- Article -

Film and TV


Interview, Steve Buscemi's second feature as both director and star, takes about twenty minutes to restrict the world to a single room, but once it arrives, the action seems to be held there by the pull of a cold sun. Buscemi plays a shabby ex-war correspondent with the fromage-scented name Pierre Peters, punished for some unnamed transgression by a demotion to celebrity puff pieces. Into the prearranged meeting spot flounces Katya (Sienna Miller), a prime-time soap diva whose shades fail to deflect Pierre's instant contempt. He sizes her up as a vacant Hilton, she coolly reads his career slide; obscenities are exchanged; interviewer and interviewee part early and gladly — only to be reunited by a car crash when Katya's killer smile distracts Pierre's cabbie.

Either because Pierre is bleeding or because shutterbugs are standing by, Katya whisks him up to her place. Would a hot starlet really usher this dweeby parasite up to her loft? Not without Tony Montana's stash of coke. (That's what publicists are for.) But Pierre has one advantage: the unquenchable fascination the famous have with the one person in the room who doesn't love them. Under the guise of extending the interview, he goads the liquored-up Katya into working her seductress moves on him, leveling his Mr. Limpet gaze at her while using the can't-fail aphrodisiac of pretending she's not his type. She lets him think it's working, then cuts him off when he's aroused. With her Chihuahua-yap of a cell tone to mark the periods, the game is on.

- Objective 1 -
Could you return the review of Interview above, word for word?

- Information shown -
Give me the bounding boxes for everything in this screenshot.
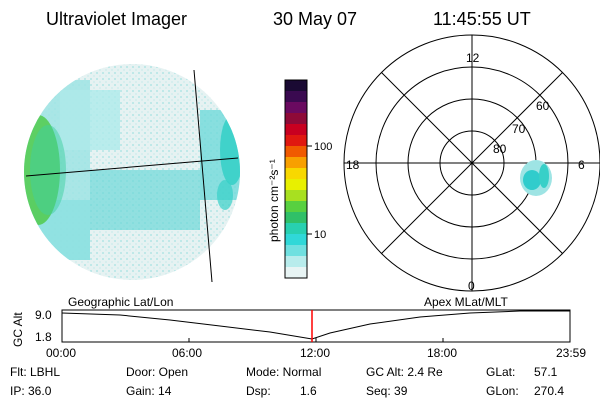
polar-lat-70: 70 (512, 122, 526, 136)
info-ip: IP: 36.0 (10, 384, 52, 398)
colorbar-label-10: 10 (314, 229, 326, 241)
colorbar (285, 80, 307, 279)
info-door: Door: Open (126, 365, 189, 379)
alt-xtick-0600: 06:00 (172, 346, 203, 360)
apex-label: Apex MLat/MLT (424, 295, 508, 309)
colorbar-segment (285, 234, 307, 246)
alt-xtick-2359: 23:59 (556, 346, 587, 360)
colorbar-frame (284, 79, 308, 279)
polar-label-18: 18 (346, 158, 360, 172)
colorbar-unit-label: photon cm⁻²s⁻¹ (267, 159, 281, 242)
info-glat: GLat: (486, 365, 516, 379)
polar-label-12: 12 (466, 51, 480, 65)
colorbar-segment (285, 80, 307, 92)
instrument-title: Ultraviolet Imager (46, 9, 188, 29)
info-gain: Gain: 14 (126, 384, 172, 398)
polar-label-6: 6 (578, 158, 585, 172)
colorbar-segment (285, 91, 307, 103)
info-seq: Seq: 39 (366, 384, 408, 398)
info-flt: Flt: LBHL (10, 365, 61, 379)
colorbar-segment (285, 190, 307, 202)
info-dsp-value: 1.6 (300, 384, 317, 398)
alt-ytick-low: 1.8 (35, 330, 52, 344)
aurora-patch (520, 160, 552, 196)
colorbar-segment (285, 157, 307, 169)
info-mode: Mode: Normal (246, 365, 322, 379)
colorbar-segment (285, 124, 307, 136)
polar-plot (343, 34, 600, 292)
colorbar-segment (285, 223, 307, 235)
alt-xtick-1800: 18:00 (427, 346, 458, 360)
colorbar-segment (285, 245, 307, 257)
geo-latitude-line (25, 157, 239, 177)
colorbar-segment (285, 102, 307, 114)
geo-longitude-line (193, 69, 213, 283)
alt-axis-label: GC Alt (11, 312, 25, 347)
alt-xtick-0000: 00:00 (46, 346, 77, 360)
colorbar-segment (285, 113, 307, 125)
colorbar-segment (285, 201, 307, 213)
earth-image (24, 64, 240, 280)
info-glat-value: 57.1 (534, 365, 558, 379)
colorbar-label-100: 100 (314, 141, 332, 153)
info-gc-alt: GC Alt: 2.4 Re (366, 365, 443, 379)
polar-label-0: 0 (468, 279, 475, 293)
polar-diagonal-2 (381, 72, 563, 254)
colorbar-segment (285, 212, 307, 224)
colorbar-segment (285, 168, 307, 180)
alt-xtick-1200: 12:00 (300, 346, 331, 360)
polar-lat-60: 60 (536, 99, 550, 113)
info-glon: GLon: (486, 384, 519, 398)
alt-curve (61, 310, 570, 340)
time-label: 11:45:55 UT (433, 9, 531, 29)
polar-lat-80: 80 (493, 142, 507, 156)
info-dsp: Dsp: (246, 384, 271, 398)
date-label: 30 May 07 (273, 9, 358, 29)
alt-ytick-high: 9.0 (35, 308, 52, 322)
colorbar-segment (285, 179, 307, 191)
geographic-label: Geographic Lat/Lon (68, 295, 174, 309)
colorbar-segment (285, 256, 307, 268)
colorbar-segment (285, 146, 307, 158)
colorbar-segment (285, 267, 307, 279)
colorbar-segment (285, 135, 307, 147)
info-glon-value: 270.4 (534, 384, 565, 398)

- Objective 2 -
Can you retype the rows above, starting with the line that contains "polar-lat-70: 70 (512, 122, 526, 136)" and going on through the line that contains "geo-longitude-line (193, 69, 213, 283)", with both of those lines included and every character unchanged?

- Correct result 1 -
Film and TV


Interview, Steve Buscemi's second feature as both director and star, takes about twenty minutes to restrict the world to a single room, but once it arrives, the action seems to be held there by the pull of a cold sun. Buscemi plays a shabby ex-war correspondent with the fromage-scented name Pierre Peters, punished for some unnamed transgression by a demotion to celebrity puff pieces. Into the prearranged meeting spot flounces Katya (Sienna Miller), a prime-time soap diva whose shades fail to deflect Pierre's instant contempt. He sizes her up as a vacant Hilton, she coolly reads his career slide; obscenities are exchanged; interviewer and interviewee part early and gladly — only to be reunited by a car crash when Katya's killer smile distracts Pierre's cabbie.

Either because Pierre is bleeding or because shutterbugs are standing by, Katya whisks him up to her place. Would a hot starlet really usher this dweeby parasite up to her loft? Not without Tony Montana's stash of coke. (That's what publicists are for.) But Pierre has one advantage: the unquenchable fascination the famous have with the one person in the room who doesn't love them. Under the guise of extending the interview, he goads the liquored-up Katya into working her seductress moves on him, leveling his Mr. Limpet gaze at her while using the can't-fail aphrodisiac of pretending she's not his type. She lets him think it's working, then cuts him off when he's aroused. With her Chihuahua-yap of a cell tone to mark the periods, the game is on.

- Correct result 2 -
polar-lat-70: 70 (512, 122, 526, 136)
info-ip: IP: 36.0 (10, 384, 52, 398)
colorbar-label-10: 10 (314, 229, 326, 241)
colorbar (285, 80, 307, 279)
info-door: Door: Open (126, 365, 189, 379)
alt-xtick-0600: 06:00 (172, 346, 203, 360)
apex-label: Apex MLat/MLT (424, 295, 508, 309)
colorbar-segment (285, 234, 307, 246)
alt-xtick-2359: 23:59 (556, 346, 587, 360)
colorbar-frame (284, 79, 308, 279)
polar-label-18: 18 (346, 158, 360, 172)
colorbar-unit-label: photon cm⁻²s⁻¹ (267, 159, 281, 242)
info-glat: GLat: (486, 365, 516, 379)
polar-label-12: 12 (466, 51, 480, 65)
colorbar-segment (285, 80, 307, 92)
instrument-title: Ultraviolet Imager (46, 9, 188, 29)
info-gain: Gain: 14 (126, 384, 172, 398)
polar-label-6: 6 (578, 158, 585, 172)
colorbar-segment (285, 91, 307, 103)
info-seq: Seq: 39 (366, 384, 408, 398)
info-flt: Flt: LBHL (10, 365, 61, 379)
colorbar-segment (285, 190, 307, 202)
info-dsp-value: 1.6 (300, 384, 317, 398)
alt-ytick-low: 1.8 (35, 330, 52, 344)
aurora-patch (520, 160, 552, 196)
colorbar-segment (285, 157, 307, 169)
info-mode: Mode: Normal (246, 365, 322, 379)
colorbar-segment (285, 124, 307, 136)
polar-plot (343, 34, 600, 292)
colorbar-segment (285, 223, 307, 235)
alt-xtick-1800: 18:00 (427, 346, 458, 360)
colorbar-segment (285, 245, 307, 257)
geo-latitude-line (25, 157, 239, 177)
colorbar-segment (285, 102, 307, 114)
geo-longitude-line (193, 69, 213, 283)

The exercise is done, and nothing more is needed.